Goal:
Pull each line holding "this" out of the entries below.

Source records:
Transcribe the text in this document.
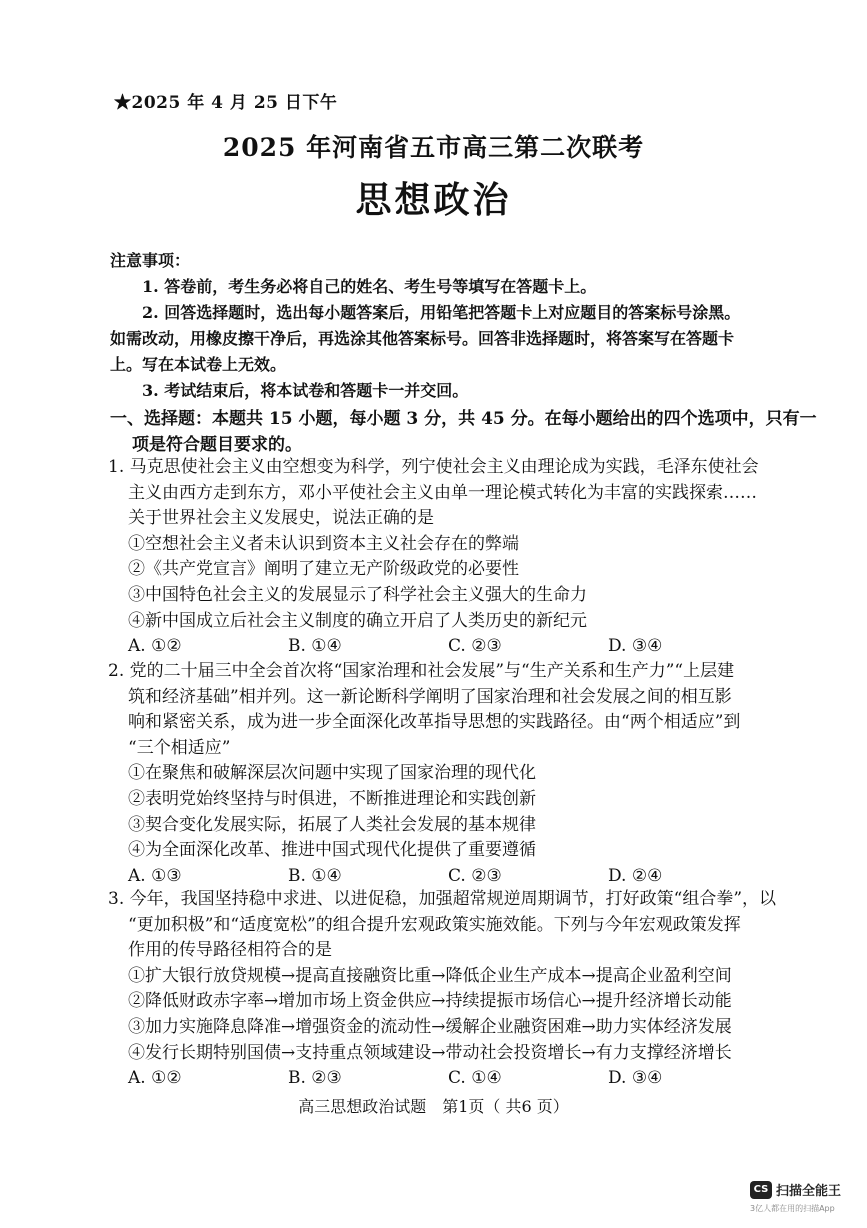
★2025 年 4 月 25 日下午
2025 年河南省五市高三第二次联考
思想政治
注意事项：
1. 答卷前，考生务必将自己的姓名、考生号等填写在答题卡上。
2. 回答选择题时，选出每小题答案后，用铅笔把答题卡上对应题目的答案标号涂黑。
如需改动，用橡皮擦干净后，再选涂其他答案标号。回答非选择题时，将答案写在答题卡
上。写在本试卷上无效。
3. 考试结束后，将本试卷和答题卡一并交回。
一、选择题：本题共 15 小题，每小题 3 分，共 45 分。在每小题给出的四个选项中，只有一
项是符合题目要求的。
1. 马克思使社会主义由空想变为科学，列宁使社会主义由理论成为实践，毛泽东使社会
主义由西方走到东方，邓小平使社会主义由单一理论模式转化为丰富的实践探索……
关于世界社会主义发展史，说法正确的是
①空想社会主义者未认识到资本主义社会存在的弊端
②《共产党宣言》阐明了建立无产阶级政党的必要性
③中国特色社会主义的发展显示了科学社会主义强大的生命力
④新中国成立后社会主义制度的确立开启了人类历史的新纪元
A. ①②	B. ①④	C. ②③	D. ③④
2. 党的二十届三中全会首次将“国家治理和社会发展”与“生产关系和生产力”“上层建
筑和经济基础”相并列。这一新论断科学阐明了国家治理和社会发展之间的相互影
响和紧密关系，成为进一步全面深化改革指导思想的实践路径。由“两个相适应”到
“三个相适应”
①在聚焦和破解深层次问题中实现了国家治理的现代化
②表明党始终坚持与时俱进，不断推进理论和实践创新
③契合变化发展实际，拓展了人类社会发展的基本规律
④为全面深化改革、推进中国式现代化提供了重要遵循
A. ①③	B. ①④	C. ②③	D. ②④
3. 今年，我国坚持稳中求进、以进促稳，加强超常规逆周期调节，打好政策“组合拳”，以
“更加积极”和“适度宽松”的组合提升宏观政策实施效能。下列与今年宏观政策发挥
作用的传导路径相符合的是
①扩大银行放贷规模→提高直接融资比重→降低企业生产成本→提高企业盈利空间
②降低财政赤字率→增加市场上资金供应→持续提振市场信心→提升经济增长动能
③加力实施降息降准→增强资金的流动性→缓解企业融资困难→助力实体经济发展
④发行长期特别国债→支持重点领域建设→带动社会投资增长→有力支撑经济增长
A. ①②	B. ②③	C. ①④	D. ③④
高三思想政治试题　第1页（ 共6 页）
CS 扫描全能王
3亿人都在用的扫描App
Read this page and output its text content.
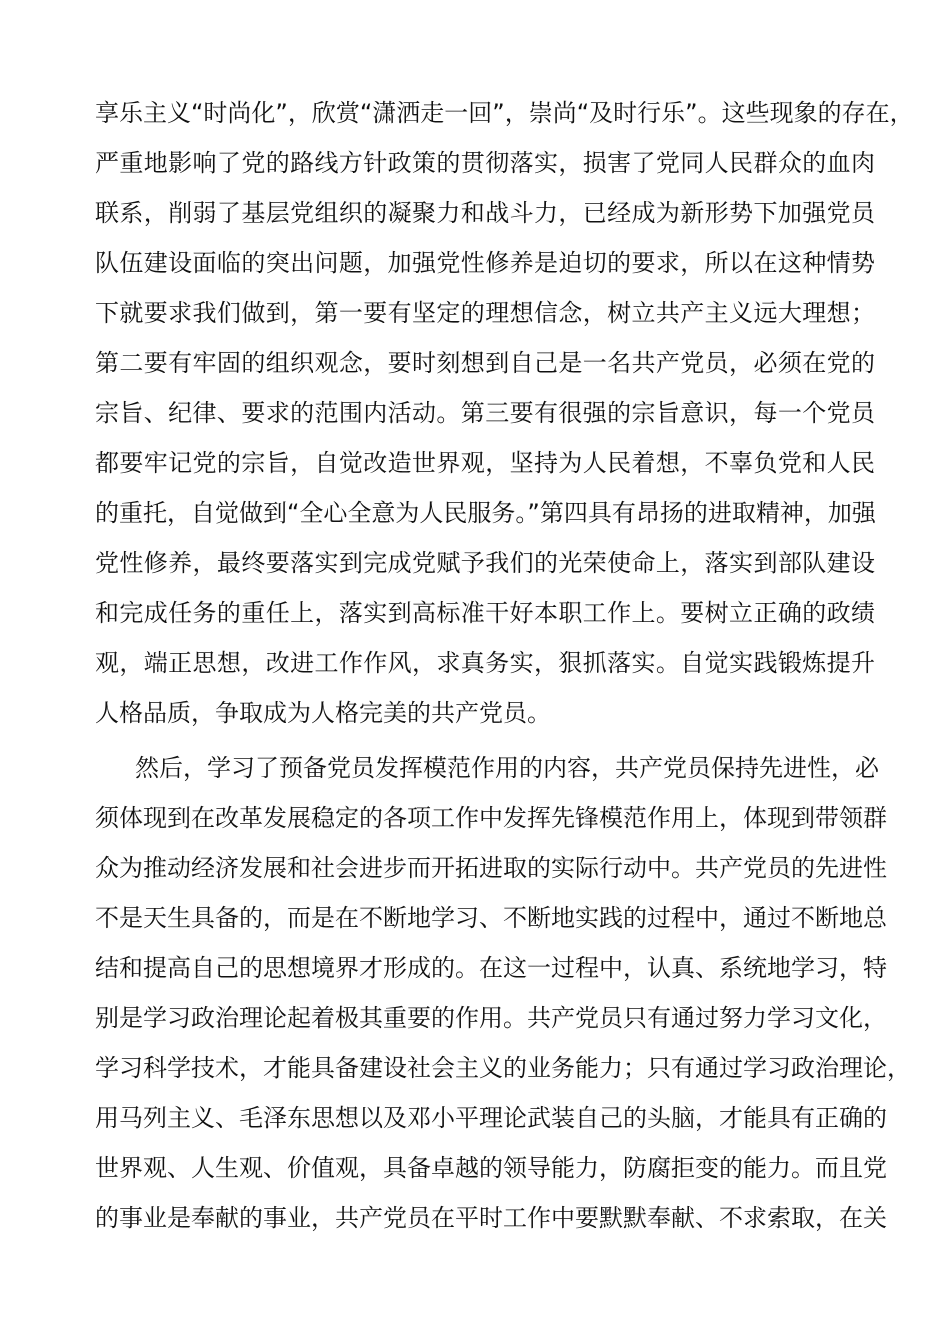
享乐主义“时尚化”，欣赏“潇洒走一回”，崇尚“及时行乐”。这些现象的存在，

严重地影响了党的路线方针政策的贯彻落实，损害了党同人民群众的血肉

联系，削弱了基层党组织的凝聚力和战斗力，已经成为新形势下加强党员

队伍建设面临的突出问题，加强党性修养是迫切的要求，所以在这种情势

下就要求我们做到，第一要有坚定的理想信念，树立共产主义远大理想；

第二要有牢固的组织观念，要时刻想到自己是一名共产党员，必须在党的

宗旨、纪律、要求的范围内活动。第三要有很强的宗旨意识，每一个党员

都要牢记党的宗旨，自觉改造世界观，坚持为人民着想，不辜负党和人民

的重托，自觉做到“全心全意为人民服务。”第四具有昂扬的进取精神，加强

党性修养，最终要落实到完成党赋予我们的光荣使命上，落实到部队建设

和完成任务的重任上，落实到高标准干好本职工作上。要树立正确的政绩

观，端正思想，改进工作作风，求真务实，狠抓落实。自觉实践锻炼提升

人格品质，争取成为人格完美的共产党员。

然后，学习了预备党员发挥模范作用的内容，共产党员保持先进性，必

须体现到在改革发展稳定的各项工作中发挥先锋模范作用上，体现到带领群

众为推动经济发展和社会进步而开拓进取的实际行动中。共产党员的先进性

不是天生具备的，而是在不断地学习、不断地实践的过程中，通过不断地总

结和提高自己的思想境界才形成的。在这一过程中，认真、系统地学习，特

别是学习政治理论起着极其重要的作用。共产党员只有通过努力学习文化，

学习科学技术，才能具备建设社会主义的业务能力；只有通过学习政治理论，

用马列主义、毛泽东思想以及邓小平理论武装自己的头脑，才能具有正确的

世界观、人生观、价值观，具备卓越的领导能力，防腐拒变的能力。而且党

的事业是奉献的事业，共产党员在平时工作中要默默奉献、不求索取，在关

Exercise solution:
Transcribe the text in this document.
Read this page and output its text content.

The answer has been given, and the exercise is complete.